__TO DO__: Rewrite the lines below as a JSON list of strings, one string per line, leaving out blank lines and the pictures.

__EXCERPTED DATA__:
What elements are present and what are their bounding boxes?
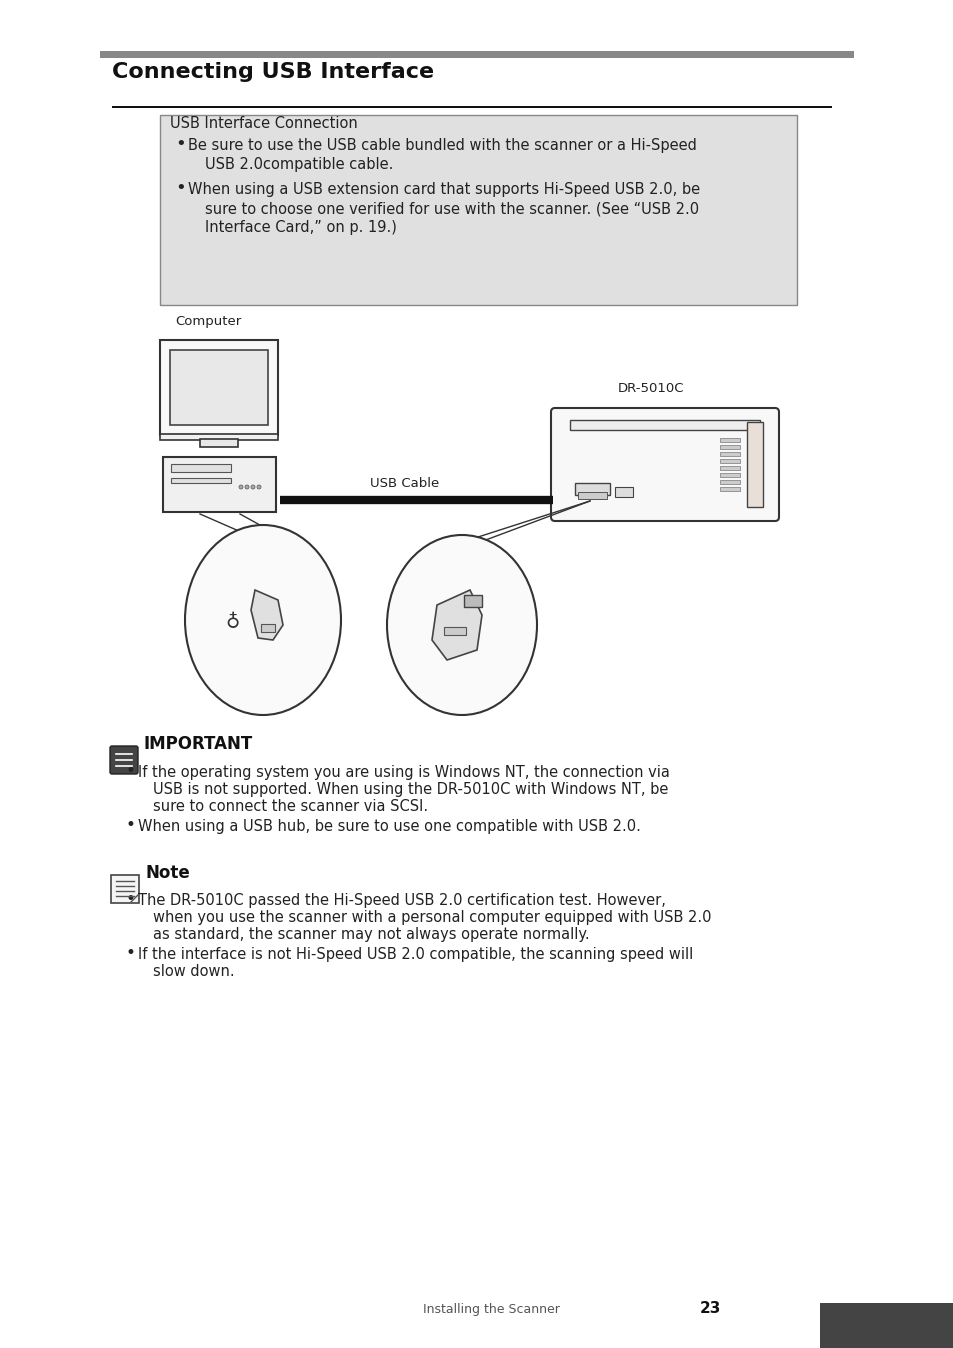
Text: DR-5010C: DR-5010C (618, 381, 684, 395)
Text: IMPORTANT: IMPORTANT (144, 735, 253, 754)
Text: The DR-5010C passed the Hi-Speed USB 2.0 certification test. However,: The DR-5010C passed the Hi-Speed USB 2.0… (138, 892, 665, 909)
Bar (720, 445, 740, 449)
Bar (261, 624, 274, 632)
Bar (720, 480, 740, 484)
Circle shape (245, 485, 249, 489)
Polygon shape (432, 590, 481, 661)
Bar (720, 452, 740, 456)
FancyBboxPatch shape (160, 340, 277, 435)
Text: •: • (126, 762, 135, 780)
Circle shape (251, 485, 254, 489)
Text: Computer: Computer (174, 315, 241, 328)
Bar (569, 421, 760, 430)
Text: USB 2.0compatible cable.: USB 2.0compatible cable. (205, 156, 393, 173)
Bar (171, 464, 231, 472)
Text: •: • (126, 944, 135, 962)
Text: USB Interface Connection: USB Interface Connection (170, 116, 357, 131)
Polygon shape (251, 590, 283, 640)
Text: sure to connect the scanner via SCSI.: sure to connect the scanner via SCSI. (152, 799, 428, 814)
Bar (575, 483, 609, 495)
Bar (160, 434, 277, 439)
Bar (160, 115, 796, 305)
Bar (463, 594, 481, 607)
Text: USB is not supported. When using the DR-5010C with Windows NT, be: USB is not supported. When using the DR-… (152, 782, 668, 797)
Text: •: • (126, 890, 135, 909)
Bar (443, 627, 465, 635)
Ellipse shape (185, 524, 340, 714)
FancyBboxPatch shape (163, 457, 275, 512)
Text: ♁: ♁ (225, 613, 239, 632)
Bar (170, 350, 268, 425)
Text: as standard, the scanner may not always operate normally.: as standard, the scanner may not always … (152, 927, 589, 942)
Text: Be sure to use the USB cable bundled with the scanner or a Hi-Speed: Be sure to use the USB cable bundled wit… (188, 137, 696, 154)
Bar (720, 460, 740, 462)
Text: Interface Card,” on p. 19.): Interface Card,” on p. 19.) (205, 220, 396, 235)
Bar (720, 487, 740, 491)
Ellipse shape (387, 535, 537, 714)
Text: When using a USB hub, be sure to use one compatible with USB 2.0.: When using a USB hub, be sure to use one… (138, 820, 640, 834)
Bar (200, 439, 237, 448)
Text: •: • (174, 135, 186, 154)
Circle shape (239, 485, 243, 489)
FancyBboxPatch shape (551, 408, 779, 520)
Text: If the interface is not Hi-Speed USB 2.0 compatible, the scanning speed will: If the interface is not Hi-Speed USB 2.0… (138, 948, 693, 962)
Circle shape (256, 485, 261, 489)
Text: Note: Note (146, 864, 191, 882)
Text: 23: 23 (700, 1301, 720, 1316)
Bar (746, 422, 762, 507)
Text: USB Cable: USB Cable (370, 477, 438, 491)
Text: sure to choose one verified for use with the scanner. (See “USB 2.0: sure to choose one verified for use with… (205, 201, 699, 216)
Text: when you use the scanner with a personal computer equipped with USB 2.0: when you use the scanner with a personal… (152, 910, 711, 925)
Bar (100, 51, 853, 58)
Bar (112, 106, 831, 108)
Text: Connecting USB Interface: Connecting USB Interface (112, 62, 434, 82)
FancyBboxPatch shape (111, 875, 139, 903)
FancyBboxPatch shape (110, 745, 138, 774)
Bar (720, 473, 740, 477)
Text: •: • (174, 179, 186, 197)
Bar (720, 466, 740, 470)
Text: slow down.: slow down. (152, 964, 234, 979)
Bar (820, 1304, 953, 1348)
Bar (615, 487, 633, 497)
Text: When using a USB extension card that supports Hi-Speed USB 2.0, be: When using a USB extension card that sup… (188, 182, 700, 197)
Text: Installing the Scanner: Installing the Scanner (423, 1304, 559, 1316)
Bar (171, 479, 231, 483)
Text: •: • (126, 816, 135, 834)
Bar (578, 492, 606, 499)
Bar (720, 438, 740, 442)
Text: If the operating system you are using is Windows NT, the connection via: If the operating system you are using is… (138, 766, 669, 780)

__EXERCISE SOLUTION__:
[
  "What elements are present and what are their bounding boxes?",
  "Text: DR-5010C: DR-5010C (618, 381, 684, 395)",
  "Text: IMPORTANT: IMPORTANT (144, 735, 253, 754)",
  "Text: The DR-5010C passed the Hi-Speed USB 2.0 certification test. However,: The DR-5010C passed the Hi-Speed USB 2.0… (138, 892, 665, 909)",
  "Bar (720, 445, 740, 449)",
  "Bar (261, 624, 274, 632)",
  "Bar (720, 480, 740, 484)",
  "Circle shape (245, 485, 249, 489)",
  "Polygon shape (432, 590, 481, 661)",
  "Bar (720, 452, 740, 456)",
  "FancyBboxPatch shape (160, 340, 277, 435)",
  "Text: •: • (126, 762, 135, 780)",
  "Circle shape (251, 485, 254, 489)",
  "Text: Computer: Computer (174, 315, 241, 328)",
  "Bar (569, 421, 760, 430)",
  "Text: USB 2.0compatible cable.: USB 2.0compatible cable. (205, 156, 393, 173)",
  "Bar (171, 464, 231, 472)",
  "Text: •: • (126, 944, 135, 962)",
  "Text: USB Interface Connection: USB Interface Connection (170, 116, 357, 131)",
  "Polygon shape (251, 590, 283, 640)",
  "Text: sure to connect the scanner via SCSI.: sure to connect the scanner via SCSI. (152, 799, 428, 814)",
  "Bar (575, 483, 609, 495)",
  "Bar (160, 434, 277, 439)",
  "Bar (160, 115, 796, 305)",
  "Bar (463, 594, 481, 607)",
  "Text: USB is not supported. When using the DR-5010C with Windows NT, be: USB is not supported. When using the DR-… (152, 782, 668, 797)",
  "Text: •: • (126, 890, 135, 909)",
  "Bar (443, 627, 465, 635)",
  "Ellipse shape (185, 524, 340, 714)",
  "FancyBboxPatch shape (163, 457, 275, 512)",
  "Text: ♁: ♁ (225, 613, 239, 632)",
  "Bar (170, 350, 268, 425)",
  "Text: as standard, the scanner may not always operate normally.: as standard, the scanner may not always … (152, 927, 589, 942)",
  "Text: Be sure to use the USB cable bundled with the scanner or a Hi-Speed: Be sure to use the USB cable bundled wit… (188, 137, 696, 154)",
  "Bar (720, 460, 740, 462)",
  "Text: Interface Card,” on p. 19.): Interface Card,” on p. 19.) (205, 220, 396, 235)",
  "Bar (720, 487, 740, 491)",
  "Ellipse shape (387, 535, 537, 714)",
  "Text: When using a USB hub, be sure to use one compatible with USB 2.0.: When using a USB hub, be sure to use one… (138, 820, 640, 834)",
  "Bar (200, 439, 237, 448)",
  "Text: •: • (174, 135, 186, 154)",
  "Circle shape (239, 485, 243, 489)",
  "FancyBboxPatch shape (551, 408, 779, 520)",
  "Text: If the interface is not Hi-Speed USB 2.0 compatible, the scanning speed will: If the interface is not Hi-Speed USB 2.0… (138, 948, 693, 962)",
  "Circle shape (256, 485, 261, 489)",
  "Text: Note: Note (146, 864, 191, 882)",
  "Text: 23: 23 (700, 1301, 720, 1316)",
  "Bar (746, 422, 762, 507)",
  "Text: USB Cable: USB Cable (370, 477, 438, 491)",
  "Text: sure to choose one verified for use with the scanner. (See “USB 2.0: sure to choose one verified for use with… (205, 201, 699, 216)",
  "Text: when you use the scanner with a personal computer equipped with USB 2.0: when you use the scanner with a personal… (152, 910, 711, 925)",
  "Bar (100, 51, 853, 58)",
  "Bar (112, 106, 831, 108)",
  "Text: Connecting USB Interface: Connecting USB Interface (112, 62, 434, 82)",
  "FancyBboxPatch shape (111, 875, 139, 903)",
  "FancyBboxPatch shape (110, 745, 138, 774)",
  "Bar (720, 473, 740, 477)",
  "Text: •: • (174, 179, 186, 197)",
  "Bar (720, 466, 740, 470)",
  "Text: slow down.: slow down. (152, 964, 234, 979)",
  "Bar (820, 1304, 953, 1348)",
  "Bar (615, 487, 633, 497)",
  "Text: When using a USB extension card that supports Hi-Speed USB 2.0, be: When using a USB extension card that sup… (188, 182, 700, 197)",
  "Text: Installing the Scanner: Installing the Scanner (423, 1304, 559, 1316)",
  "Bar (171, 479, 231, 483)",
  "Text: •: • (126, 816, 135, 834)",
  "Bar (578, 492, 606, 499)",
  "Bar (720, 438, 740, 442)",
  "Text: If the operating system you are using is Windows NT, the connection via: If the operating system you are using is… (138, 766, 669, 780)"
]